Dataset rows:
▬▬▬▬▬▬▬▬▬▬
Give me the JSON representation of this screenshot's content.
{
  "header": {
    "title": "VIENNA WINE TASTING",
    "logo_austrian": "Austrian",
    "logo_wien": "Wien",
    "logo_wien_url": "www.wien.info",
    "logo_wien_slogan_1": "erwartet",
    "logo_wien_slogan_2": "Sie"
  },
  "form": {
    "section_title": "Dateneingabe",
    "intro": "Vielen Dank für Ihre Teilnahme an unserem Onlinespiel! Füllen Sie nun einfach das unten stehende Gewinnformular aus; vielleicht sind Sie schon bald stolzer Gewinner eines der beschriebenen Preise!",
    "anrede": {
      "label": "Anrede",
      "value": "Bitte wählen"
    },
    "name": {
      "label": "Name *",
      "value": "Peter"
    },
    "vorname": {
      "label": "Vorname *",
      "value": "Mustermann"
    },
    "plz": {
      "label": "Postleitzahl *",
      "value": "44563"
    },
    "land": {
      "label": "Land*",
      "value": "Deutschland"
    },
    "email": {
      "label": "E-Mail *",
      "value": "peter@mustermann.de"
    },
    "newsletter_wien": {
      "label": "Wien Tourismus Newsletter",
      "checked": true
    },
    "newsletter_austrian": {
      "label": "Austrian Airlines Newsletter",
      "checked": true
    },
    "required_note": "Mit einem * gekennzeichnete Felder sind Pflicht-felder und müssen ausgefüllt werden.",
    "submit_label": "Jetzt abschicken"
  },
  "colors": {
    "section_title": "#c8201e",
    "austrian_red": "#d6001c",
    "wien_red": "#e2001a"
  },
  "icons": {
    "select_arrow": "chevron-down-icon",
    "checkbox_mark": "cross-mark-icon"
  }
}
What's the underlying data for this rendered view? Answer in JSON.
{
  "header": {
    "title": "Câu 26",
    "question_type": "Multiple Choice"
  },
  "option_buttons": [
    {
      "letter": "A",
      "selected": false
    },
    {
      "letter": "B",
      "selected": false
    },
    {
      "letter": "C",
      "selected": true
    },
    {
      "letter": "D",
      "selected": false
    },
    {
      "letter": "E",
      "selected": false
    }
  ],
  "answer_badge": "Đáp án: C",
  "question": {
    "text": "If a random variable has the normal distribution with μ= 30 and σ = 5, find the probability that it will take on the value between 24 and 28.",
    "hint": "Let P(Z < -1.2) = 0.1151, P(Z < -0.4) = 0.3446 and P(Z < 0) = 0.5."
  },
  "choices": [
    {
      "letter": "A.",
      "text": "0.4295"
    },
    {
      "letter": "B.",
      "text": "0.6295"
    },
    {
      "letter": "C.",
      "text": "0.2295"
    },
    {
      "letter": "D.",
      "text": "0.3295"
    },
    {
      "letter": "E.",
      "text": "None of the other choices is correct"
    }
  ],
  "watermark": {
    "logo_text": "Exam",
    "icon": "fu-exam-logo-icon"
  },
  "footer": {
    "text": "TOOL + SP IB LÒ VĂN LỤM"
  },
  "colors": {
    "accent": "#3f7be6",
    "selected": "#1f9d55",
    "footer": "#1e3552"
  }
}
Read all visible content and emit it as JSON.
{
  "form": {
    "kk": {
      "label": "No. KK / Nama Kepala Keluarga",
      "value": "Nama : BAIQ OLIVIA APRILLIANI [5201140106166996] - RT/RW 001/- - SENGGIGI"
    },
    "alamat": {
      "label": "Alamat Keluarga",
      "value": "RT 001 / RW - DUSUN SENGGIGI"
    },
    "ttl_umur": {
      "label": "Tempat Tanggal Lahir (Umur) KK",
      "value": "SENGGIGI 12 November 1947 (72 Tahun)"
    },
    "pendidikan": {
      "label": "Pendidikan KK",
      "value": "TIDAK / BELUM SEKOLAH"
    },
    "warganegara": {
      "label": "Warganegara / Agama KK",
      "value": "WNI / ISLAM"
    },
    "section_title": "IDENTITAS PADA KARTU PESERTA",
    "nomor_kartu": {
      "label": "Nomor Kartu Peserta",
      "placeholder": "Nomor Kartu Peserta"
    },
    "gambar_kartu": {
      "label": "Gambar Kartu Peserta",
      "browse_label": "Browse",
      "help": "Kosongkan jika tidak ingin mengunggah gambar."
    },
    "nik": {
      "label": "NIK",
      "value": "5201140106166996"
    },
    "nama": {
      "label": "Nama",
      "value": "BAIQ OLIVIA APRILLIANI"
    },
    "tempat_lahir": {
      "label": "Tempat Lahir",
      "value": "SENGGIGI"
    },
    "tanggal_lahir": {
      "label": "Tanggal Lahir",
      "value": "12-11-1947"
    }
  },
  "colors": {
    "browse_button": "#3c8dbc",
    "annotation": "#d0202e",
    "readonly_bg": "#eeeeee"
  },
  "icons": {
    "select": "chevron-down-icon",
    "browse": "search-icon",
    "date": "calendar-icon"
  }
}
▬▬▬▬▬▬▬▬▬▬
The problem: Across the entries, how many lines contain "this"? Reply with the number only.

Result of the exercise: 2